Task statement:
Retype the material in full, keeping every word the same.
───── Extracted information
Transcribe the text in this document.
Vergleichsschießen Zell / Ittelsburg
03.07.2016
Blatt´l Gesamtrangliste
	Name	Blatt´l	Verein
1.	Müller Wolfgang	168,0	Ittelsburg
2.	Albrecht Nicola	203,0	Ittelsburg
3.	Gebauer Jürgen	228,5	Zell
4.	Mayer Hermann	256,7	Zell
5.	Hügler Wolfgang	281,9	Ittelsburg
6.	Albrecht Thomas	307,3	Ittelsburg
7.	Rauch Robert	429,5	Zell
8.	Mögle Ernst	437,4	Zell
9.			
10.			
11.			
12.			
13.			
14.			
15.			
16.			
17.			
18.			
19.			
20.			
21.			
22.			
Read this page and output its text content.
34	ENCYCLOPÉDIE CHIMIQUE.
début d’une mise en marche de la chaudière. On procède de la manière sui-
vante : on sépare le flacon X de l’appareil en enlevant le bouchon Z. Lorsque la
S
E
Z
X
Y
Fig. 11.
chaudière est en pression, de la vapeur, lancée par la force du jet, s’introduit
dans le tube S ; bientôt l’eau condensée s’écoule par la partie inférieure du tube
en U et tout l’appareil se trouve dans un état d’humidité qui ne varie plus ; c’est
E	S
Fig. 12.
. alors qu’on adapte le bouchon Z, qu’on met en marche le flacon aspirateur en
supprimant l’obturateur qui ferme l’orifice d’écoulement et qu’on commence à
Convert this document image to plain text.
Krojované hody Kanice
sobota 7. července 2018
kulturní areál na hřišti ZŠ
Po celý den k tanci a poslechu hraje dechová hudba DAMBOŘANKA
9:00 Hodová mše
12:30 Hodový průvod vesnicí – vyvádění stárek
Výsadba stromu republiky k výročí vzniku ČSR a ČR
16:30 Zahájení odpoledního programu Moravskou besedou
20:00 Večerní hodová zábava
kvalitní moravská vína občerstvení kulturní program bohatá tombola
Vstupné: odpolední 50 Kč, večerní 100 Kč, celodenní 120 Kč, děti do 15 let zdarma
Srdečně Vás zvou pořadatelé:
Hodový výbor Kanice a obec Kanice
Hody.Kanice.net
──────────
Exercise result:
Transcribe the text in this document.
Vergleichsschießen Zell / Ittelsburg
03.07.2016
Blatt´l Gesamtrangliste
	Name	Blatt´l	Verein
1.	Müller Wolfgang	168,0	Ittelsburg
2.	Albrecht Nicola	203,0	Ittelsburg
3.	Gebauer Jürgen	228,5	Zell
4.	Mayer Hermann	256,7	Zell
5.	Hügler Wolfgang	281,9	Ittelsburg
6.	Albrecht Thomas	307,3	Ittelsburg
7.	Rauch Robert	429,5	Zell
8.	Mögle Ernst	437,4	Zell
9.			
10.			
11.			
12.			
13.			
14.			
15.			
16.			
17.			
18.			
19.			
20.			
21.			
22.			
Read this page and output its text content.
34	ENCYCLOPÉDIE CHIMIQUE.
début d’une mise en marche de la chaudière. On procède de la manière sui-
vante : on sépare le flacon X de l’appareil en enlevant le bouchon Z. Lorsque la
S
E
Z
X
Y
Fig. 11.
chaudière est en pression, de la vapeur, lancée par la force du jet, s’introduit
dans le tube S ; bientôt l’eau condensée s’écoule par la partie inférieure du tube
en U et tout l’appareil se trouve dans un état d’humidité qui ne varie plus ; c’est
E	S
Fig. 12.
. alors qu’on adapte le bouchon Z, qu’on met en marche le flacon aspirateur en
supprimant l’obturateur qui ferme l’orifice d’écoulement et qu’on commence à
Convert this document image to plain text.
Krojované hody Kanice
sobota 7. července 2018
kulturní areál na hřišti ZŠ
Po celý den k tanci a poslechu hraje dechová hudba DAMBOŘANKA
9:00 Hodová mše
12:30 Hodový průvod vesnicí – vyvádění stárek
Výsadba stromu republiky k výročí vzniku ČSR a ČR
16:30 Zahájení odpoledního programu Moravskou besedou
20:00 Večerní hodová zábava
kvalitní moravská vína občerstvení kulturní program bohatá tombola
Vstupné: odpolední 50 Kč, večerní 100 Kč, celodenní 120 Kč, děti do 15 let zdarma
Srdečně Vás zvou pořadatelé:
Hodový výbor Kanice a obec Kanice
Hody.Kanice.net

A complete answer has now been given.